**Task description**
Repeat the listing in full, preserving every character.

--- Start Material to process ---

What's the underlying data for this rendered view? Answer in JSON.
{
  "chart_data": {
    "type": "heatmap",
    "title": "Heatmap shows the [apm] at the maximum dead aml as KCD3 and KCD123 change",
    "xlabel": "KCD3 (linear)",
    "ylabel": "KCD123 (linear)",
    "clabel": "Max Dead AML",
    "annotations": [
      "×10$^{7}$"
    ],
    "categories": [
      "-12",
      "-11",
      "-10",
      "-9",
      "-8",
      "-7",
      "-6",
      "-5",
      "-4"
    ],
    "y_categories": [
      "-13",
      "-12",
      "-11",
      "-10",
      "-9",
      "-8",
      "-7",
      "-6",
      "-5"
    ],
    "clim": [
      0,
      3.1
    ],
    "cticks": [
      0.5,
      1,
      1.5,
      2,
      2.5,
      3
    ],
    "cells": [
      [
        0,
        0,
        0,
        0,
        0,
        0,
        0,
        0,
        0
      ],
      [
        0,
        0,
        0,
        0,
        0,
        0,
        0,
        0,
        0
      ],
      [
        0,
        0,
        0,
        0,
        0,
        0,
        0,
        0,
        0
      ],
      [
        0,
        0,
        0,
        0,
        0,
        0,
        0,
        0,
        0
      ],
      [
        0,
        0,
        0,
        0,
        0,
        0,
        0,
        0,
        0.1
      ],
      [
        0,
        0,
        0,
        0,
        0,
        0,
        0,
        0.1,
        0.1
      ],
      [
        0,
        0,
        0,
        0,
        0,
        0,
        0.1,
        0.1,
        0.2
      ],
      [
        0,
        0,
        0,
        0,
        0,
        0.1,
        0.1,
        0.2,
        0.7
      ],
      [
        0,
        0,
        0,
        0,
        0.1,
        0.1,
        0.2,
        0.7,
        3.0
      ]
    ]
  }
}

--- End Material to process ---

**Finished task**
What's the underlying data for this rendered view? Answer in JSON.
{
  "chart_data": {
    "type": "heatmap",
    "title": "Heatmap shows the [apm] at the maximum dead aml as KCD3 and KCD123 change",
    "xlabel": "KCD3 (linear)",
    "ylabel": "KCD123 (linear)",
    "clabel": "Max Dead AML",
    "annotations": [
      "×10$^{7}$"
    ],
    "categories": [
      "-12",
      "-11",
      "-10",
      "-9",
      "-8",
      "-7",
      "-6",
      "-5",
      "-4"
    ],
    "y_categories": [
      "-13",
      "-12",
      "-11",
      "-10",
      "-9",
      "-8",
      "-7",
      "-6",
      "-5"
    ],
    "clim": [
      0,
      3.1
    ],
    "cticks": [
      0.5,
      1,
      1.5,
      2,
      2.5,
      3
    ],
    "cells": [
      [
        0,
        0,
        0,
        0,
        0,
        0,
        0,
        0,
        0
      ],
      [
        0,
        0,
        0,
        0,
        0,
        0,
        0,
        0,
        0
      ],
      [
        0,
        0,
        0,
        0,
        0,
        0,
        0,
        0,
        0
      ],
      [
        0,
        0,
        0,
        0,
        0,
        0,
        0,
        0,
        0
      ],
      [
        0,
        0,
        0,
        0,
        0,
        0,
        0,
        0,
        0.1
      ],
      [
        0,
        0,
        0,
        0,
        0,
        0,
        0,
        0.1,
        0.1
      ],
      [
        0,
        0,
        0,
        0,
        0,
        0,
        0.1,
        0.1,
        0.2
      ],
      [
        0,
        0,
        0,
        0,
        0,
        0.1,
        0.1,
        0.2,
        0.7
      ],
      [
        0,
        0,
        0,
        0,
        0.1,
        0.1,
        0.2,
        0.7,
        3.0
      ]
    ]
  }
}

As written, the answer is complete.